▸ Exercise requirements
Each line of the records must appear in your answer exactly, with no pictures.

▸ Excerpts from a dataset
____________
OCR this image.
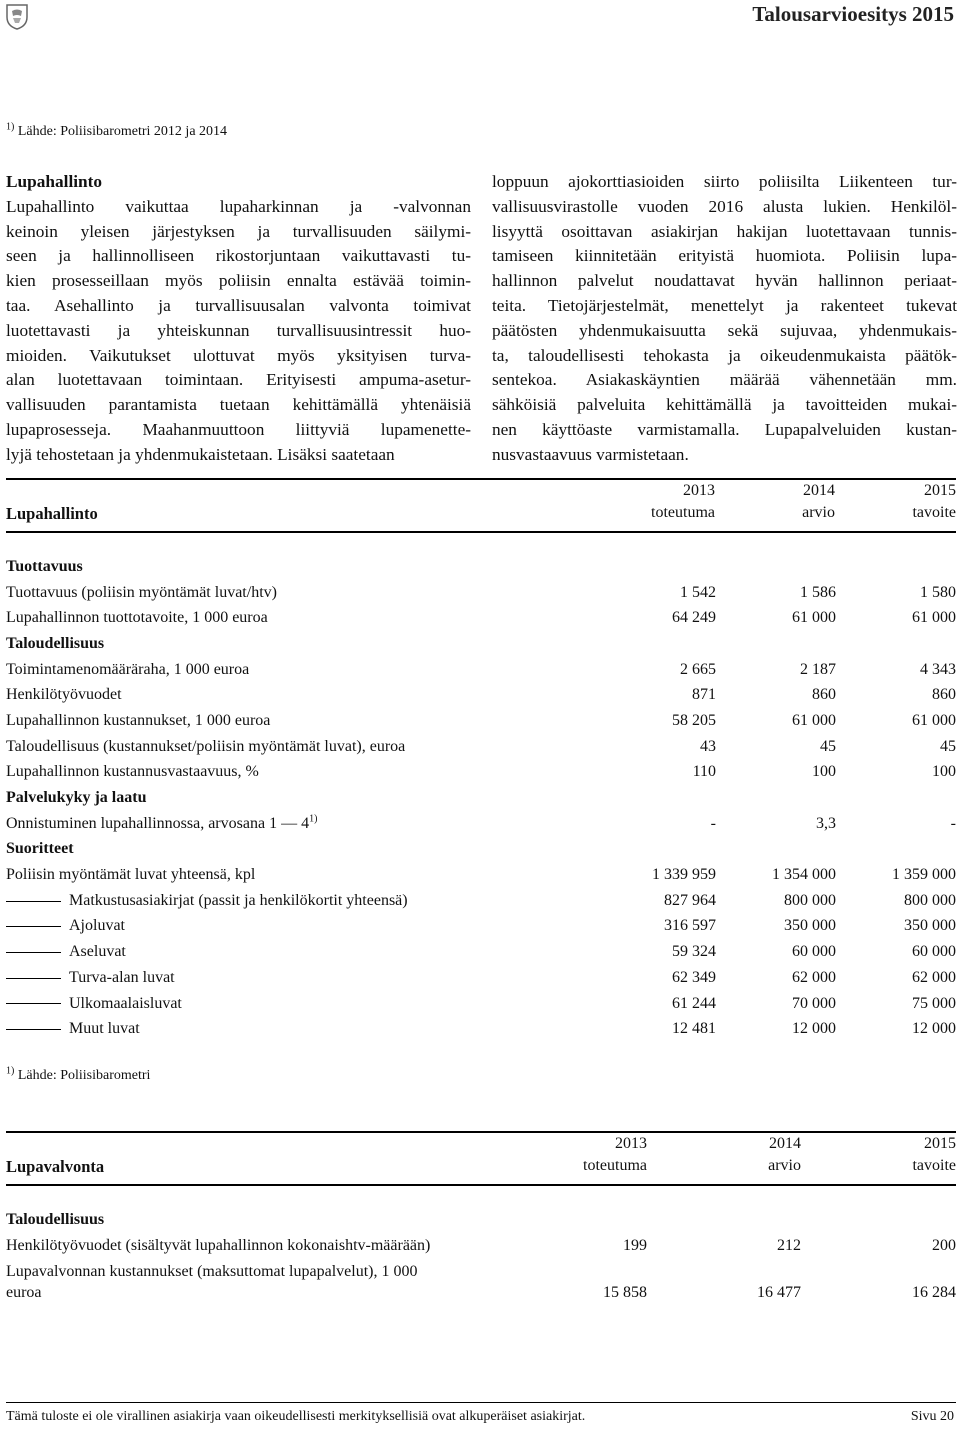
Talousarvioesitys 2015
$^{1)}$ Lähde: Poliisibarometri 2012 ja 2014
Lupahallinto
Lupahallinto vaikuttaa lupaharkinnan ja -valvonnan
keinoin yleisen järjestyksen ja turvallisuuden säilymi-
seen ja hallinnolliseen rikostorjuntaan vaikuttavasti tu-
kien prosesseillaan myös poliisin ennalta estävää toimin-
taa. Asehallinto ja turvallisuusalan valvonta toimivat
luotettavasti ja yhteiskunnan turvallisuusintressit huo-
mioiden. Vaikutukset ulottuvat myös yksityisen turva-
alan luotettavaan toimintaan. Erityisesti ampuma-asetur-
vallisuuden parantamista tuetaan kehittämällä yhtenäisiä
lupaprosesseja. Maahanmuuttoon liittyviä lupamenette-
lyjä tehostetaan ja yhdenmukaistetaan. Lisäksi saatetaan
loppuun ajokorttiasioiden siirto poliisilta Liikenteen tur-
vallisuusvirastolle vuoden 2016 alusta lukien. Henkilöl-
lisyyttä osoittavan asiakirjan hakijan luotettavaan tunnis-
tamiseen kiinnitetään erityistä huomiota. Poliisin lupa-
hallinnon palvelut noudattavat hyvän hallinnon periaat-
teita. Tietojärjestelmät, menettelyt ja rakenteet tukevat
päätösten yhdenmukaisuutta sekä sujuvaa, yhdenmukais-
ta, taloudellisesti tehokasta ja oikeudenmukaista päätök-
sentekoa. Asiakaskäyntien määrää vähennetään mm.
sähköisiä palveluita kehittämällä ja tavoitteiden mukai-
nen käyttöaste varmistamalla. Lupapalveluiden kustan-
nusvastaavuus varmistetaan.
Lupahallinto
2013	2014	2015
toteutuma	arvio	tavoite
Tuottavuus			
Tuottavuus (poliisin myöntämät luvat/htv)	1 542	1 586	1 580
Lupahallinnon tuottotavoite, 1 000 euroa	64 249	61 000	61 000
Taloudellisuus			
Toimintamenomääräraha, 1 000 euroa	2 665	2 187	4 343
Henkilötyövuodet	871	860	860
Lupahallinnon kustannukset, 1 000 euroa	58 205	61 000	61 000
Taloudellisuus (kustannukset/poliisin myöntämät luvat), euroa	43	45	45
Lupahallinnon kustannusvastaavuus, %	110	100	100
Palvelukyky ja laatu			
Onnistuminen lupahallinnossa, arvosana 1 — 4$^{1)}$	-	3,3	-
Suoritteet			
Poliisin myöntämät luvat yhteensä, kpl	1 339 959	1 354 000	1 359 000
Matkustusasiakirjat (passit ja henkilökortit yhteensä)	827 964	800 000	800 000
Ajoluvat	316 597	350 000	350 000
Aseluvat	59 324	60 000	60 000
Turva-alan luvat	62 349	62 000	62 000
Ulkomaalaisluvat	61 244	70 000	75 000
Muut luvat	12 481	12 000	12 000
$^{1)}$ Lähde: Poliisibarometri
Lupavalvonta
2013	2014	2015
toteutuma	arvio	tavoite
Taloudellisuus
Henkilötyövuodet (sisältyvät lupahallinnon kokonaishtv-määrään)	199	212	200
Lupavalvonnan kustannukset (maksuttomat lupapalvelut), 1 000
euroa	15 858	16 477	16 284
Tämä tuloste ei ole virallinen asiakirja vaan oikeudellisesti merkityksellisiä ovat alkuperäiset asiakirjat.	Sivu 20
____________
▸ Task result
OCR this image.
Talousarvioesitys 2015
$^{1)}$ Lähde: Poliisibarometri 2012 ja 2014
Lupahallinto
Lupahallinto vaikuttaa lupaharkinnan ja -valvonnan
keinoin yleisen järjestyksen ja turvallisuuden säilymi-
seen ja hallinnolliseen rikostorjuntaan vaikuttavasti tu-
kien prosesseillaan myös poliisin ennalta estävää toimin-
taa. Asehallinto ja turvallisuusalan valvonta toimivat
luotettavasti ja yhteiskunnan turvallisuusintressit huo-
mioiden. Vaikutukset ulottuvat myös yksityisen turva-
alan luotettavaan toimintaan. Erityisesti ampuma-asetur-
vallisuuden parantamista tuetaan kehittämällä yhtenäisiä
lupaprosesseja. Maahanmuuttoon liittyviä lupamenette-
lyjä tehostetaan ja yhdenmukaistetaan. Lisäksi saatetaan
loppuun ajokorttiasioiden siirto poliisilta Liikenteen tur-
vallisuusvirastolle vuoden 2016 alusta lukien. Henkilöl-
lisyyttä osoittavan asiakirjan hakijan luotettavaan tunnis-
tamiseen kiinnitetään erityistä huomiota. Poliisin lupa-
hallinnon palvelut noudattavat hyvän hallinnon periaat-
teita. Tietojärjestelmät, menettelyt ja rakenteet tukevat
päätösten yhdenmukaisuutta sekä sujuvaa, yhdenmukais-
ta, taloudellisesti tehokasta ja oikeudenmukaista päätök-
sentekoa. Asiakaskäyntien määrää vähennetään mm.
sähköisiä palveluita kehittämällä ja tavoitteiden mukai-
nen käyttöaste varmistamalla. Lupapalveluiden kustan-
nusvastaavuus varmistetaan.
Lupahallinto
2013	2014	2015
toteutuma	arvio	tavoite
Tuottavuus			
Tuottavuus (poliisin myöntämät luvat/htv)	1 542	1 586	1 580
Lupahallinnon tuottotavoite, 1 000 euroa	64 249	61 000	61 000
Taloudellisuus			
Toimintamenomääräraha, 1 000 euroa	2 665	2 187	4 343
Henkilötyövuodet	871	860	860
Lupahallinnon kustannukset, 1 000 euroa	58 205	61 000	61 000
Taloudellisuus (kustannukset/poliisin myöntämät luvat), euroa	43	45	45
Lupahallinnon kustannusvastaavuus, %	110	100	100
Palvelukyky ja laatu			
Onnistuminen lupahallinnossa, arvosana 1 — 4$^{1)}$	-	3,3	-
Suoritteet			
Poliisin myöntämät luvat yhteensä, kpl	1 339 959	1 354 000	1 359 000
Matkustusasiakirjat (passit ja henkilökortit yhteensä)	827 964	800 000	800 000
Ajoluvat	316 597	350 000	350 000
Aseluvat	59 324	60 000	60 000
Turva-alan luvat	62 349	62 000	62 000
Ulkomaalaisluvat	61 244	70 000	75 000
Muut luvat	12 481	12 000	12 000
$^{1)}$ Lähde: Poliisibarometri
Lupavalvonta
2013	2014	2015
toteutuma	arvio	tavoite
Taloudellisuus
Henkilötyövuodet (sisältyvät lupahallinnon kokonaishtv-määrään)	199	212	200
Lupavalvonnan kustannukset (maksuttomat lupapalvelut), 1 000
euroa	15 858	16 477	16 284
Tämä tuloste ei ole virallinen asiakirja vaan oikeudellisesti merkityksellisiä ovat alkuperäiset asiakirjat.	Sivu 20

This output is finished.